BEGIN MATERIAL

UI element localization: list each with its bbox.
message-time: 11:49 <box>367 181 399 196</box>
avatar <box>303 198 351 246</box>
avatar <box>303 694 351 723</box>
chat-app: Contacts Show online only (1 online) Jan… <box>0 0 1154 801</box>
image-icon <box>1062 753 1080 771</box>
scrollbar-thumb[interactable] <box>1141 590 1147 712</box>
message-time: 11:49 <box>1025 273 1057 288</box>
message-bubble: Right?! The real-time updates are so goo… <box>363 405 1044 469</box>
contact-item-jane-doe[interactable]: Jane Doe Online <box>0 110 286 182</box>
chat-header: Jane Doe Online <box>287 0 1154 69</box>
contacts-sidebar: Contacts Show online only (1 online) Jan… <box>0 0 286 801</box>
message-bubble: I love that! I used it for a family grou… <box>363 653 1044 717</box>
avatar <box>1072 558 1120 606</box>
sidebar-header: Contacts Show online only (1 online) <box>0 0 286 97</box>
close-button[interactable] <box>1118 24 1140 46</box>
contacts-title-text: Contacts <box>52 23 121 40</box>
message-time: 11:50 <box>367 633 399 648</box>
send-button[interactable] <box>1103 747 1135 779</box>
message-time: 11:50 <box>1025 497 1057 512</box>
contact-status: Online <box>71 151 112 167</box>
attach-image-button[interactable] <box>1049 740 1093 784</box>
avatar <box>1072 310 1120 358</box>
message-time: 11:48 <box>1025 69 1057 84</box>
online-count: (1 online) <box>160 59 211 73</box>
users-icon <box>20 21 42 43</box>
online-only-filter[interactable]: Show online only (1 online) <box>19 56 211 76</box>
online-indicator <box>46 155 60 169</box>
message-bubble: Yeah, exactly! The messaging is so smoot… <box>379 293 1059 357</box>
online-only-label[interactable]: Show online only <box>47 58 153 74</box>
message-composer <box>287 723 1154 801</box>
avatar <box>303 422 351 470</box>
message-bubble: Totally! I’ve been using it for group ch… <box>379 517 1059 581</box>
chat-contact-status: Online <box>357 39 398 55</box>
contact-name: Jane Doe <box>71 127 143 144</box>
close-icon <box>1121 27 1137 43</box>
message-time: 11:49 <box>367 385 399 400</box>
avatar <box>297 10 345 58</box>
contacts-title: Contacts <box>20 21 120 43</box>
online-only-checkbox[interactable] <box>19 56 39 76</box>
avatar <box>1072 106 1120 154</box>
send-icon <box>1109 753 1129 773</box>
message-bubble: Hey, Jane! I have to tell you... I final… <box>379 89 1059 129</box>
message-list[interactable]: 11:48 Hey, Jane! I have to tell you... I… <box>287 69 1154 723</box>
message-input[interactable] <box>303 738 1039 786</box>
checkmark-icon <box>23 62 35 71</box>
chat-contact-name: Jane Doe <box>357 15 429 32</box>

END MATERIAL

> STATED EXERCISE:
Rewrite every item with "message-time" replaced by "timestamp" wherever it occurs, leaving all other text unchanged.

> FINISHED EXERCISE:
UI element localization: list each with its bbox.
timestamp: 11:49 <box>367 181 399 196</box>
avatar <box>303 198 351 246</box>
avatar <box>303 694 351 723</box>
chat-app: Contacts Show online only (1 online) Jan… <box>0 0 1154 801</box>
image-icon <box>1062 753 1080 771</box>
scrollbar-thumb[interactable] <box>1141 590 1147 712</box>
timestamp: 11:49 <box>1025 273 1057 288</box>
message-bubble: Right?! The real-time updates are so goo… <box>363 405 1044 469</box>
contact-item-jane-doe[interactable]: Jane Doe Online <box>0 110 286 182</box>
chat-header: Jane Doe Online <box>287 0 1154 69</box>
contacts-sidebar: Contacts Show online only (1 online) Jan… <box>0 0 286 801</box>
message-bubble: I love that! I used it for a family grou… <box>363 653 1044 717</box>
avatar <box>1072 558 1120 606</box>
sidebar-header: Contacts Show online only (1 online) <box>0 0 286 97</box>
close-button[interactable] <box>1118 24 1140 46</box>
contacts-title-text: Contacts <box>52 23 121 40</box>
timestamp: 11:50 <box>367 633 399 648</box>
send-button[interactable] <box>1103 747 1135 779</box>
timestamp: 11:50 <box>1025 497 1057 512</box>
contact-status: Online <box>71 151 112 167</box>
attach-image-button[interactable] <box>1049 740 1093 784</box>
avatar <box>1072 310 1120 358</box>
timestamp: 11:48 <box>1025 69 1057 84</box>
online-count: (1 online) <box>160 59 211 73</box>
users-icon <box>20 21 42 43</box>
online-only-filter[interactable]: Show online only (1 online) <box>19 56 211 76</box>
online-indicator <box>46 155 60 169</box>
message-bubble: Yeah, exactly! The messaging is so smoot… <box>379 293 1059 357</box>
online-only-label[interactable]: Show online only <box>47 58 153 74</box>
message-composer <box>287 723 1154 801</box>
avatar <box>303 422 351 470</box>
message-bubble: Totally! I’ve been using it for group ch… <box>379 517 1059 581</box>
chat-contact-status: Online <box>357 39 398 55</box>
contact-name: Jane Doe <box>71 127 143 144</box>
close-icon <box>1121 27 1137 43</box>
timestamp: 11:49 <box>367 385 399 400</box>
avatar <box>297 10 345 58</box>
contacts-title: Contacts <box>20 21 120 43</box>
online-only-checkbox[interactable] <box>19 56 39 76</box>
avatar <box>1072 106 1120 154</box>
send-icon <box>1109 753 1129 773</box>
message-bubble: Hey, Jane! I have to tell you... I final… <box>379 89 1059 129</box>
message-list[interactable]: 11:48 Hey, Jane! I have to tell you... I… <box>287 69 1154 723</box>
message-input[interactable] <box>303 738 1039 786</box>
checkmark-icon <box>23 62 35 71</box>
chat-contact-name: Jane Doe <box>357 15 429 32</box>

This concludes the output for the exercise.